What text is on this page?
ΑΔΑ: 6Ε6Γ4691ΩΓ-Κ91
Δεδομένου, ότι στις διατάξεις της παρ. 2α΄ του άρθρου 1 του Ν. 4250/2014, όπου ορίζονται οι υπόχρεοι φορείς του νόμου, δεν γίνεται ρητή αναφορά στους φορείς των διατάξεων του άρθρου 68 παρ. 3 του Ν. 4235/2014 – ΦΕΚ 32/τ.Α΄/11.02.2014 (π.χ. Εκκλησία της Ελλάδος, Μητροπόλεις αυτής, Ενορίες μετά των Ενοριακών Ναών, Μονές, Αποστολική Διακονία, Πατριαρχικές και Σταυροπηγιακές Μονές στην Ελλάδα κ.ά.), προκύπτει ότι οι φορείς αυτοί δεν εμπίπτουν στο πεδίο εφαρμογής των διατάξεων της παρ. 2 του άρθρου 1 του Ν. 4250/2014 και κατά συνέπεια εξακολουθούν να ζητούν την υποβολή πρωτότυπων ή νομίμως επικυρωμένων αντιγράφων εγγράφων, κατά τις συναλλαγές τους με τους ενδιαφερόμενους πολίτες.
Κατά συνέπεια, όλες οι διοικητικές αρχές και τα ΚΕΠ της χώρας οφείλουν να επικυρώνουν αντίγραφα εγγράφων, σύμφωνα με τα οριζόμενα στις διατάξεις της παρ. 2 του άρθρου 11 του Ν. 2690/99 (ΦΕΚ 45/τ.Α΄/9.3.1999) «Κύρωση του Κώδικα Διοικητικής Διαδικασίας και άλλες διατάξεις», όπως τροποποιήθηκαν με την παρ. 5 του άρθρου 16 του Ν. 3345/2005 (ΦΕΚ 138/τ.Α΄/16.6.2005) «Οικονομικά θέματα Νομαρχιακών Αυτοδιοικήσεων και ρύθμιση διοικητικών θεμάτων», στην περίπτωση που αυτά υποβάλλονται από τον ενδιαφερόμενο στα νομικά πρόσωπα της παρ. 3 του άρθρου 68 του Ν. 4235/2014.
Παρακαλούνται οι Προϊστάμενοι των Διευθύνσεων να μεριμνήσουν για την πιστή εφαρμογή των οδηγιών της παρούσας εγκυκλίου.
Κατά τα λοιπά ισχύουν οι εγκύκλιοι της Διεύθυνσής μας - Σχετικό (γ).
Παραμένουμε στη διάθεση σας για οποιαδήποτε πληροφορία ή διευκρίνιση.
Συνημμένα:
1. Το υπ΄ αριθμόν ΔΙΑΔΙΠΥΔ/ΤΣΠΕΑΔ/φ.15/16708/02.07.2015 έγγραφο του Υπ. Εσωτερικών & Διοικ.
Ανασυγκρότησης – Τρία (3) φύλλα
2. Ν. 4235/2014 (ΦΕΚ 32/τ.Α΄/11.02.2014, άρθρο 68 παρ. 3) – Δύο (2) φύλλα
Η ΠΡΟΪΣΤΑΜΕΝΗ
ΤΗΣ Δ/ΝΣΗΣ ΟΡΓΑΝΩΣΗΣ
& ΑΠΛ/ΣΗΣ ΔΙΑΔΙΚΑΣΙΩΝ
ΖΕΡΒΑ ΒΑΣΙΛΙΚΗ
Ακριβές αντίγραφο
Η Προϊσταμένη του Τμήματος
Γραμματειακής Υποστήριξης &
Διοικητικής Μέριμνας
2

> Your objective
Copy whichever lines in the listing above contain the word "φύλλα".

> Result below
Ανασυγκρότησης – Τρία (3) φύλλα
2. Ν. 4235/2014 (ΦΕΚ 32/τ.Α΄/11.02.2014, άρθρο 68 παρ. 3) – Δύο (2) φύλλα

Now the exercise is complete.